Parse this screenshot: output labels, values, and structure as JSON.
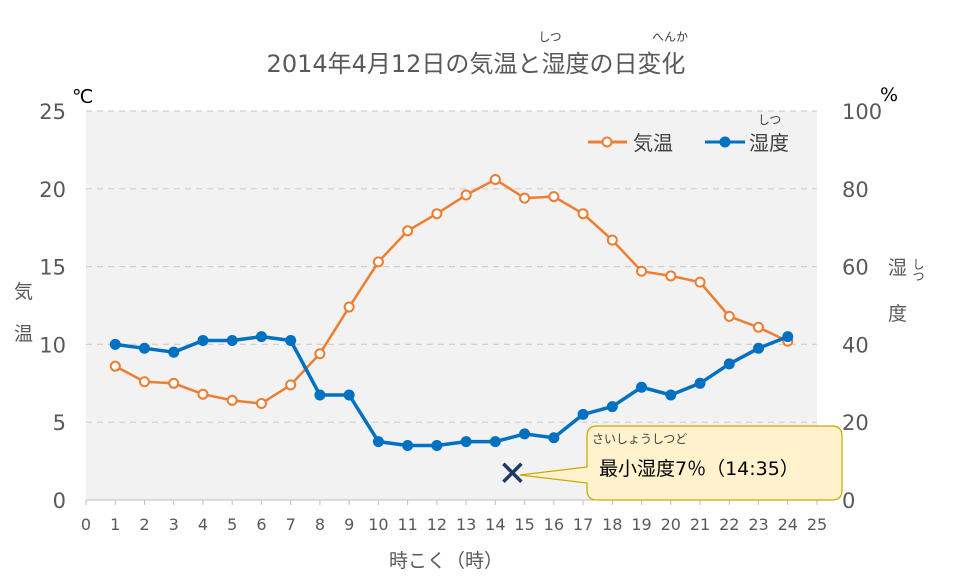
{
  "chart_data": {
    "type": "line",
    "title": {
      "prefix": "2014年4月12日の気温と",
      "humidity_word": "湿度",
      "humidity_ruby": "しつ",
      "mid": "の",
      "change_word": "日変化",
      "change_ruby": "へんか"
    },
    "x_axis": {
      "label": "時こく（時）",
      "range": [
        0,
        25
      ],
      "ticks": [
        0,
        1,
        2,
        3,
        4,
        5,
        6,
        7,
        8,
        9,
        10,
        11,
        12,
        13,
        14,
        15,
        16,
        17,
        18,
        19,
        20,
        21,
        22,
        23,
        24,
        25
      ]
    },
    "y_axis_left": {
      "unit": "℃",
      "label_chars": [
        "気",
        "温"
      ],
      "range": [
        0,
        25
      ],
      "ticks": [
        0,
        5,
        10,
        15,
        20,
        25
      ]
    },
    "y_axis_right": {
      "unit": "%",
      "label_chars": [
        "湿",
        "度"
      ],
      "label_ruby": "しつ",
      "range": [
        0,
        100
      ],
      "ticks": [
        0,
        20,
        40,
        60,
        80,
        100
      ]
    },
    "grid": "horizontal dashed",
    "legend": {
      "position": "top-right",
      "temperature": "気温",
      "humidity": "湿度",
      "humidity_ruby": "しつ"
    },
    "series": [
      {
        "name": "気温",
        "axis": "left",
        "color": "#ED7D31",
        "marker": "hollow-circle",
        "x": [
          1,
          2,
          3,
          4,
          5,
          6,
          7,
          8,
          9,
          10,
          11,
          12,
          13,
          14,
          15,
          16,
          17,
          18,
          19,
          20,
          21,
          22,
          23,
          24
        ],
        "values": [
          8.6,
          7.6,
          7.5,
          6.8,
          6.4,
          6.2,
          7.4,
          9.4,
          12.4,
          15.3,
          17.3,
          18.4,
          19.6,
          20.6,
          19.4,
          19.5,
          18.4,
          16.7,
          14.7,
          14.4,
          14.0,
          11.8,
          11.1,
          10.2
        ]
      },
      {
        "name": "湿度",
        "axis": "right",
        "color": "#0070C0",
        "marker": "filled-circle",
        "x": [
          1,
          2,
          3,
          4,
          5,
          6,
          7,
          8,
          9,
          10,
          11,
          12,
          13,
          14,
          15,
          16,
          17,
          18,
          19,
          20,
          21,
          22,
          23,
          24
        ],
        "values": [
          40,
          39,
          38,
          41,
          41,
          42,
          41,
          27,
          27,
          15,
          14,
          14,
          15,
          15,
          17,
          16,
          22,
          24,
          29,
          27,
          30,
          35,
          39,
          42
        ]
      }
    ],
    "annotation": {
      "marker": "x",
      "marker_color": "#1F3864",
      "x": 14.583,
      "y_right": 7,
      "text": "最小湿度7％（14:35）",
      "ruby": "さいしょうしつど",
      "callout_fill": "#FFF2CC",
      "callout_border": "#C9A800"
    },
    "plot_background": "#F2F2F2"
  }
}
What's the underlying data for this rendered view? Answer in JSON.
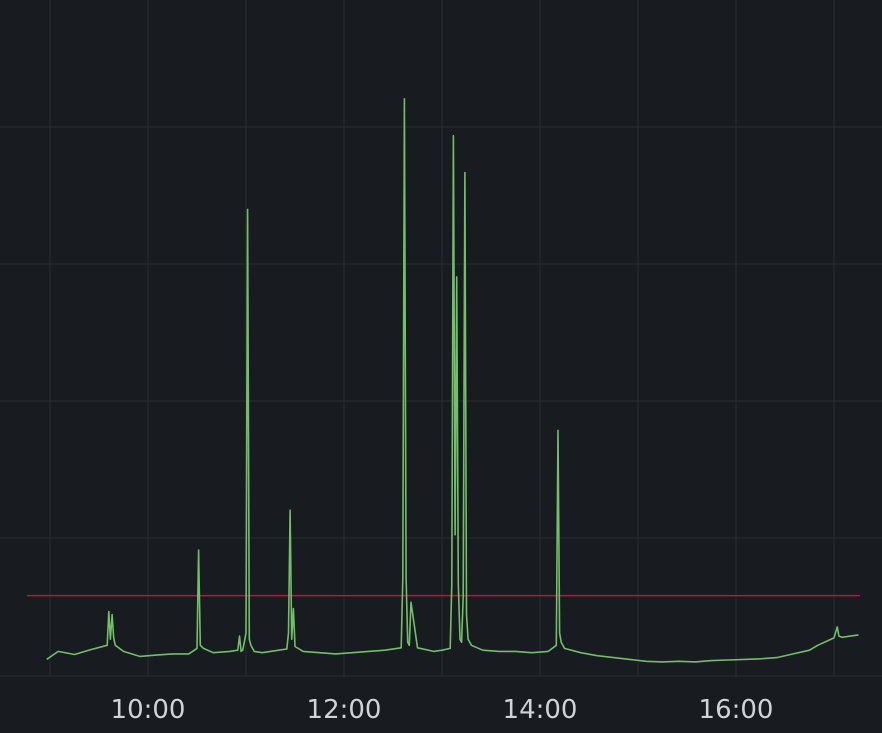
{
  "chart_data": {
    "type": "line",
    "title": "",
    "xlabel": "",
    "ylabel": "",
    "x_ticks": [
      "10:00",
      "12:00",
      "14:00",
      "16:00"
    ],
    "xlim": [
      "08:57",
      "17:15"
    ],
    "ylim": [
      0,
      100
    ],
    "grid": true,
    "legend": "none",
    "threshold": 13.1,
    "colors": {
      "background": "#181b1f",
      "grid": "#2a2d33",
      "series": "#73bf69",
      "threshold": "#c4161c",
      "tick_text": "#d0d3da"
    },
    "series": [
      {
        "name": "",
        "x": [
          "08:58",
          "09:05",
          "09:15",
          "09:25",
          "09:35",
          "09:36",
          "09:37",
          "09:38",
          "09:39",
          "09:40",
          "09:45",
          "09:55",
          "10:05",
          "10:15",
          "10:25",
          "10:30",
          "10:31",
          "10:32",
          "10:34",
          "10:40",
          "10:50",
          "10:55",
          "10:56",
          "10:57",
          "10:58",
          "11:00",
          "11:01",
          "11:02",
          "11:03",
          "11:05",
          "11:10",
          "11:20",
          "11:25",
          "11:26",
          "11:27",
          "11:28",
          "11:29",
          "11:30",
          "11:35",
          "11:45",
          "11:55",
          "12:05",
          "12:15",
          "12:25",
          "12:35",
          "12:36",
          "12:37",
          "12:38",
          "12:39",
          "12:40",
          "12:41",
          "12:45",
          "12:55",
          "13:00",
          "13:05",
          "13:06",
          "13:07",
          "13:08",
          "13:09",
          "13:10",
          "13:11",
          "13:12",
          "13:13",
          "13:14",
          "13:15",
          "13:16",
          "13:18",
          "13:25",
          "13:35",
          "13:45",
          "13:55",
          "14:05",
          "14:10",
          "14:11",
          "14:12",
          "14:13",
          "14:15",
          "14:25",
          "14:35",
          "14:45",
          "14:55",
          "15:05",
          "15:15",
          "15:25",
          "15:35",
          "15:45",
          "15:55",
          "16:05",
          "16:15",
          "16:25",
          "16:35",
          "16:45",
          "16:50",
          "16:55",
          "17:00",
          "17:02",
          "17:03",
          "17:05",
          "17:10",
          "17:15"
        ],
        "values": [
          2.7,
          4.0,
          3.5,
          4.3,
          5.0,
          10.5,
          6.0,
          10.0,
          6.2,
          5.0,
          4.0,
          3.2,
          3.4,
          3.6,
          3.6,
          4.5,
          20.5,
          5.0,
          4.5,
          3.8,
          4.0,
          4.2,
          6.5,
          4.0,
          4.2,
          7.0,
          76.0,
          6.0,
          5.0,
          4.0,
          3.8,
          4.2,
          4.4,
          7.0,
          27.0,
          6.0,
          11.0,
          4.8,
          4.0,
          3.8,
          3.6,
          3.8,
          4.0,
          4.2,
          4.6,
          16.0,
          94.0,
          16.0,
          5.5,
          5.0,
          12.0,
          4.6,
          4.0,
          4.2,
          4.5,
          15.0,
          88.0,
          23.0,
          65.0,
          15.0,
          6.0,
          5.5,
          13.0,
          82.0,
          10.0,
          6.0,
          5.0,
          4.2,
          4.0,
          4.0,
          3.8,
          4.0,
          5.0,
          40.0,
          7.0,
          5.5,
          4.5,
          3.8,
          3.3,
          3.0,
          2.7,
          2.4,
          2.3,
          2.4,
          2.3,
          2.5,
          2.6,
          2.7,
          2.8,
          3.0,
          3.6,
          4.2,
          5.0,
          5.6,
          6.2,
          8.0,
          6.5,
          6.3,
          6.5,
          6.7
        ]
      }
    ]
  }
}
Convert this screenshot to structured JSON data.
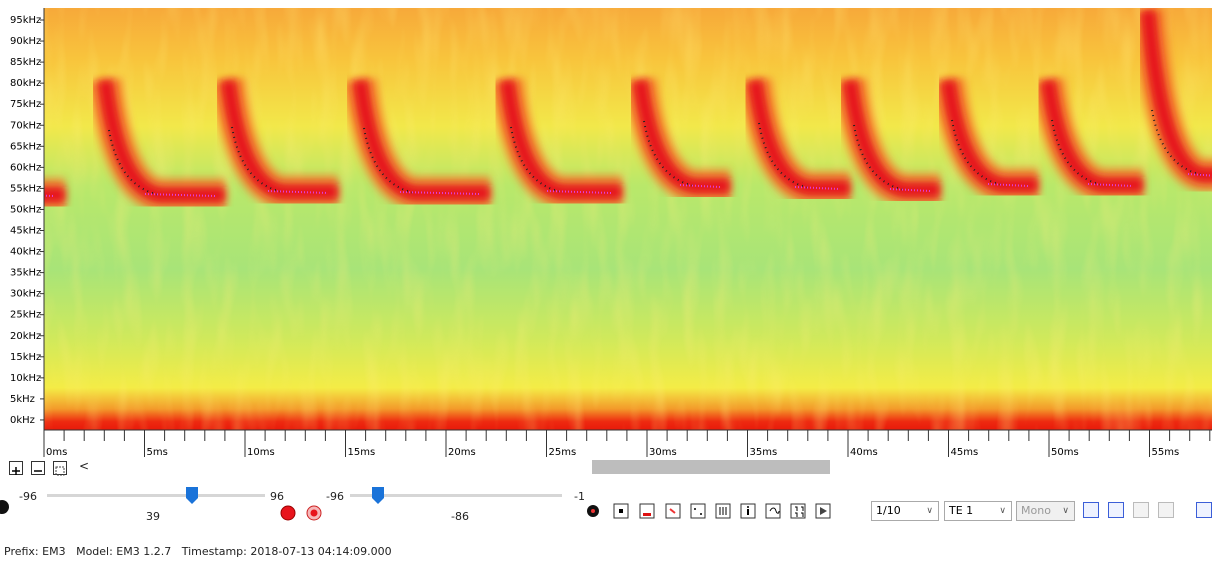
{
  "frequency_axis": {
    "labels": [
      "95kHz",
      "90kHz",
      "85kHz",
      "80kHz",
      "75kHz",
      "70kHz",
      "65kHz",
      "60kHz",
      "55kHz",
      "50kHz",
      "45kHz",
      "40kHz",
      "35kHz",
      "30kHz",
      "25kHz",
      "20kHz",
      "15kHz",
      "10kHz",
      "5kHz",
      "0kHz"
    ]
  },
  "time_axis": {
    "labels": [
      "0ms",
      "5ms",
      "10ms",
      "15ms",
      "20ms",
      "25ms",
      "30ms",
      "35ms",
      "40ms",
      "45ms",
      "50ms",
      "55ms"
    ]
  },
  "toolbar": {
    "scroll_left": "<"
  },
  "controls": {
    "slider1": {
      "min": "-96",
      "value": "39",
      "max": "96"
    },
    "slider2": {
      "min": "-96",
      "value": "-86",
      "max": "-1"
    },
    "speed": "1/10",
    "channel": "TE 1",
    "mode": "Mono"
  },
  "status": {
    "prefix": "Prefix: EM3",
    "model": "Model: EM3 1.2.7",
    "timestamp": "Timestamp: 2018-07-13 04:14:09.000"
  }
}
::::::::::
- [Description of the task] Leave out all pictures and retype precisely the lines that run from the line containing "Convert this screenshot" to the last line of the records.

- [Solution for this problem]
Convert this screenshot to structured JSON data.
{
  "frequency_axis": {
    "labels": [
      "95kHz",
      "90kHz",
      "85kHz",
      "80kHz",
      "75kHz",
      "70kHz",
      "65kHz",
      "60kHz",
      "55kHz",
      "50kHz",
      "45kHz",
      "40kHz",
      "35kHz",
      "30kHz",
      "25kHz",
      "20kHz",
      "15kHz",
      "10kHz",
      "5kHz",
      "0kHz"
    ]
  },
  "time_axis": {
    "labels": [
      "0ms",
      "5ms",
      "10ms",
      "15ms",
      "20ms",
      "25ms",
      "30ms",
      "35ms",
      "40ms",
      "45ms",
      "50ms",
      "55ms"
    ]
  },
  "toolbar": {
    "scroll_left": "<"
  },
  "controls": {
    "slider1": {
      "min": "-96",
      "value": "39",
      "max": "96"
    },
    "slider2": {
      "min": "-96",
      "value": "-86",
      "max": "-1"
    },
    "speed": "1/10",
    "channel": "TE 1",
    "mode": "Mono"
  },
  "status": {
    "prefix": "Prefix: EM3",
    "model": "Model: EM3 1.2.7",
    "timestamp": "Timestamp: 2018-07-13 04:14:09.000"
  }
}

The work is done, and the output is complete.